What you will do: Switch every "županija" in the rows below to "county", and write the rows out again with nothing else changed.

[Stored entries]

_____

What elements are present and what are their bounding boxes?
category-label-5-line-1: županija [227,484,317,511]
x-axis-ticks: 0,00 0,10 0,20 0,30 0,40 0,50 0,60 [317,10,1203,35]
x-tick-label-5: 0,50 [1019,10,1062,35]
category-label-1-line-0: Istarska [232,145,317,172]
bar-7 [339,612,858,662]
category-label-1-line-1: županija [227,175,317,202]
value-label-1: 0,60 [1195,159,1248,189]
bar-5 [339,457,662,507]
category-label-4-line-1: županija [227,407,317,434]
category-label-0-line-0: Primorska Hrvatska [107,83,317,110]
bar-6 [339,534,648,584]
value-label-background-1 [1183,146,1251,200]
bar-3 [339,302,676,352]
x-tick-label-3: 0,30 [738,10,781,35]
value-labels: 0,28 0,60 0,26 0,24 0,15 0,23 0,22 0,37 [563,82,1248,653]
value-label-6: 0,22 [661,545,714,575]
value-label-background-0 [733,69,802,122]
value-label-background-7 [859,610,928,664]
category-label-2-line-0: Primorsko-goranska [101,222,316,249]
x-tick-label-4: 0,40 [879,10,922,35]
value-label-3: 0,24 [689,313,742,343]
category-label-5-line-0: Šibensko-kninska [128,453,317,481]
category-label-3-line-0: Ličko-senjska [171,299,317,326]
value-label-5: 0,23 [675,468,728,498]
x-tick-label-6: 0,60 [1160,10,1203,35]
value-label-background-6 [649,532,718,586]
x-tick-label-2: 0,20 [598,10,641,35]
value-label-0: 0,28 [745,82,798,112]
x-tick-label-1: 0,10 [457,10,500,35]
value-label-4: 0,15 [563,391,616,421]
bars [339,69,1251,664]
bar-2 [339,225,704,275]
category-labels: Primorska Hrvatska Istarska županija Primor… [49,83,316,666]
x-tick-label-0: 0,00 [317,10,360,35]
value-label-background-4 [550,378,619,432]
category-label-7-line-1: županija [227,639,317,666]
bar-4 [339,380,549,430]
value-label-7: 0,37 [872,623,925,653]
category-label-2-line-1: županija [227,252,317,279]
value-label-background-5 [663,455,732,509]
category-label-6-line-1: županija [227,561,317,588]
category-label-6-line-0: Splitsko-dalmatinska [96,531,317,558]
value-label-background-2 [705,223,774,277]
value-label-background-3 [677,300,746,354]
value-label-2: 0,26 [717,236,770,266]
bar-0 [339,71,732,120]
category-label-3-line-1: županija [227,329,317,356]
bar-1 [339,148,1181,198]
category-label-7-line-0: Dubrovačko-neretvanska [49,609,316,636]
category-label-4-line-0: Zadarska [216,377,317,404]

_____

Full solution:
What elements are present and what are their bounding boxes?
category-label-5-line-1: county [227,484,317,511]
x-axis-ticks: 0,00 0,10 0,20 0,30 0,40 0,50 0,60 [317,10,1203,35]
x-tick-label-5: 0,50 [1019,10,1062,35]
category-label-1-line-0: Istarska [232,145,317,172]
bar-7 [339,612,858,662]
category-label-1-line-1: county [227,175,317,202]
value-label-1: 0,60 [1195,159,1248,189]
bar-5 [339,457,662,507]
category-label-4-line-1: county [227,407,317,434]
category-label-0-line-0: Primorska Hrvatska [107,83,317,110]
bar-6 [339,534,648,584]
value-label-background-1 [1183,146,1251,200]
bar-3 [339,302,676,352]
x-tick-label-3: 0,30 [738,10,781,35]
value-labels: 0,28 0,60 0,26 0,24 0,15 0,23 0,22 0,37 [563,82,1248,653]
value-label-6: 0,22 [661,545,714,575]
value-label-background-0 [733,69,802,122]
value-label-background-7 [859,610,928,664]
category-label-2-line-0: Primorsko-goranska [101,222,316,249]
x-tick-label-4: 0,40 [879,10,922,35]
value-label-3: 0,24 [689,313,742,343]
category-label-5-line-0: Šibensko-kninska [128,453,317,481]
category-label-3-line-0: Ličko-senjska [171,299,317,326]
value-label-5: 0,23 [675,468,728,498]
x-tick-label-6: 0,60 [1160,10,1203,35]
value-label-background-6 [649,532,718,586]
x-tick-label-2: 0,20 [598,10,641,35]
value-label-0: 0,28 [745,82,798,112]
x-tick-label-1: 0,10 [457,10,500,35]
value-label-4: 0,15 [563,391,616,421]
bars [339,69,1251,664]
bar-2 [339,225,704,275]
category-labels: Primorska Hrvatska Istarska county Primor… [49,83,316,666]
x-tick-label-0: 0,00 [317,10,360,35]
value-label-background-4 [550,378,619,432]
category-label-7-line-1: county [227,639,317,666]
bar-4 [339,380,549,430]
value-label-7: 0,37 [872,623,925,653]
category-label-2-line-1: county [227,252,317,279]
value-label-background-5 [663,455,732,509]
category-label-6-line-1: county [227,561,317,588]
category-label-6-line-0: Splitsko-dalmatinska [96,531,317,558]
value-label-background-2 [705,223,774,277]
value-label-background-3 [677,300,746,354]
value-label-2: 0,26 [717,236,770,266]
bar-0 [339,71,732,120]
category-label-3-line-1: county [227,329,317,356]
bar-1 [339,148,1181,198]
category-label-7-line-0: Dubrovačko-neretvanska [49,609,316,636]
category-label-4-line-0: Zadarska [216,377,317,404]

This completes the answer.